— Start of Material to process —

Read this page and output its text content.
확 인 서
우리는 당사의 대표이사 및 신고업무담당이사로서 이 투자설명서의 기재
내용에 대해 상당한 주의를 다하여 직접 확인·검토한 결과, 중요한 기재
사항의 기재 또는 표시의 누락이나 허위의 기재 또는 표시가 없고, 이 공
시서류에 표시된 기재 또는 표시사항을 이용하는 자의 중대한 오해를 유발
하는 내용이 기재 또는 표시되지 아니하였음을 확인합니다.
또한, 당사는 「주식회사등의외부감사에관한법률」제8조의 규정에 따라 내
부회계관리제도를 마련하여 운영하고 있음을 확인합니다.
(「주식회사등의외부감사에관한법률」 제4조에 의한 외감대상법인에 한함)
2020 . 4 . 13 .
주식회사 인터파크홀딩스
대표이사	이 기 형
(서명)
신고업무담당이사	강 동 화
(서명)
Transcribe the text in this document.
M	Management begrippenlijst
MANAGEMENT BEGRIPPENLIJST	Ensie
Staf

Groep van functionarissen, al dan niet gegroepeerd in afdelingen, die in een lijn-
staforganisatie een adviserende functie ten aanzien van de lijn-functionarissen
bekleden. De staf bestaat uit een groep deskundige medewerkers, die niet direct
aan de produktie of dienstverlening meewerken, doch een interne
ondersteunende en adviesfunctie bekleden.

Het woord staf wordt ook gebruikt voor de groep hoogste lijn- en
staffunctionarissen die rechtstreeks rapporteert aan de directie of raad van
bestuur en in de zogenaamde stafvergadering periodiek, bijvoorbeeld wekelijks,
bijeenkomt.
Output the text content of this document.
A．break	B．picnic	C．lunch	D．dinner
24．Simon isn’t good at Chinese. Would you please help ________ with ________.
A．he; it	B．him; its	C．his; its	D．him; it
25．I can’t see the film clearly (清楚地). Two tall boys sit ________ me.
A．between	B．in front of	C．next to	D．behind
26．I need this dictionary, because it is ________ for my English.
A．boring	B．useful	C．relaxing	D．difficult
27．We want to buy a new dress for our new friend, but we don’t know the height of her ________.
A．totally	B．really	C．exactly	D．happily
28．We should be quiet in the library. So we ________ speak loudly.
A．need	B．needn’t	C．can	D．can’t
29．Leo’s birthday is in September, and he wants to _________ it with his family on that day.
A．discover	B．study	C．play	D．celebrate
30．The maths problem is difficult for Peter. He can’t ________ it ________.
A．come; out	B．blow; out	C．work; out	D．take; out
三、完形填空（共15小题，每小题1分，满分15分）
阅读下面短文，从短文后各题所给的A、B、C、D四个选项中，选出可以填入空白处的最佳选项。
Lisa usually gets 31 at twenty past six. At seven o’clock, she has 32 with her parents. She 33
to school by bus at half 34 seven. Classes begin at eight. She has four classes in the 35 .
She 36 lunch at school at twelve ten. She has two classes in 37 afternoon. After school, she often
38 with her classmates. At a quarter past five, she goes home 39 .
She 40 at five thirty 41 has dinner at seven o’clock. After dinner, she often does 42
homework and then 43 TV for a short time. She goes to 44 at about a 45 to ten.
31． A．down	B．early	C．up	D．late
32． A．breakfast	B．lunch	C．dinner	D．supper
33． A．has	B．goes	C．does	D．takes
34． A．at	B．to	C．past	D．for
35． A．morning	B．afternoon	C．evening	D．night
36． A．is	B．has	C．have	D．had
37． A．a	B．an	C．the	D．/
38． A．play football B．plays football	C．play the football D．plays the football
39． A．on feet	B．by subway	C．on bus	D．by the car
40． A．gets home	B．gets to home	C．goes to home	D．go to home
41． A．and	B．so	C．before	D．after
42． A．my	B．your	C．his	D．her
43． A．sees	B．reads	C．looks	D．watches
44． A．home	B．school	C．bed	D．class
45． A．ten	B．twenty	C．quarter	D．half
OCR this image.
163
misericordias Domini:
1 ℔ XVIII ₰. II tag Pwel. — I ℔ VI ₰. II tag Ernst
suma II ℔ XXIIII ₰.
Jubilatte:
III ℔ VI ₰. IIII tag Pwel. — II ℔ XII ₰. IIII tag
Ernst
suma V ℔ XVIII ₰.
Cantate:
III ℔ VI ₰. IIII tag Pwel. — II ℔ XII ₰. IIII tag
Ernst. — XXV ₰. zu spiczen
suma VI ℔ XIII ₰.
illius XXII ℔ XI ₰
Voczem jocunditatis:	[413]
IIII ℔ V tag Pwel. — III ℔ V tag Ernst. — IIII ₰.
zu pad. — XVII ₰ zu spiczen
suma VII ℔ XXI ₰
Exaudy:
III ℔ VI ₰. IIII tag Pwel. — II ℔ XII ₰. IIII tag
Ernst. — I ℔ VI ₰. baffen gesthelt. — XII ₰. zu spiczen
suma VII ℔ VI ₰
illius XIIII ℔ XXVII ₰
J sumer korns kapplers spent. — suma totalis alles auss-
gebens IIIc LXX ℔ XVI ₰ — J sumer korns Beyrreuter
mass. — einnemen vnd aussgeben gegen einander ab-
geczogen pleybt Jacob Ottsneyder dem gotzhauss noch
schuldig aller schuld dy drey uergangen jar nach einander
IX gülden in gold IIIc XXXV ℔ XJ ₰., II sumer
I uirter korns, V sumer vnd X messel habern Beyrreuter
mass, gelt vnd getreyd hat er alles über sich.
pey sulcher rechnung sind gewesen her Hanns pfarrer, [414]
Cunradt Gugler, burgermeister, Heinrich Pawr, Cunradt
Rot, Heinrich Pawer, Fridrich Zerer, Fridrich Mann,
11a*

— End of Material to process —

Work to do | Return each line where "play" shows up.

Right answer |
A．discover	B．study	C．play	D．celebrate
38． A．play football B．plays football	C．play the football D．plays the football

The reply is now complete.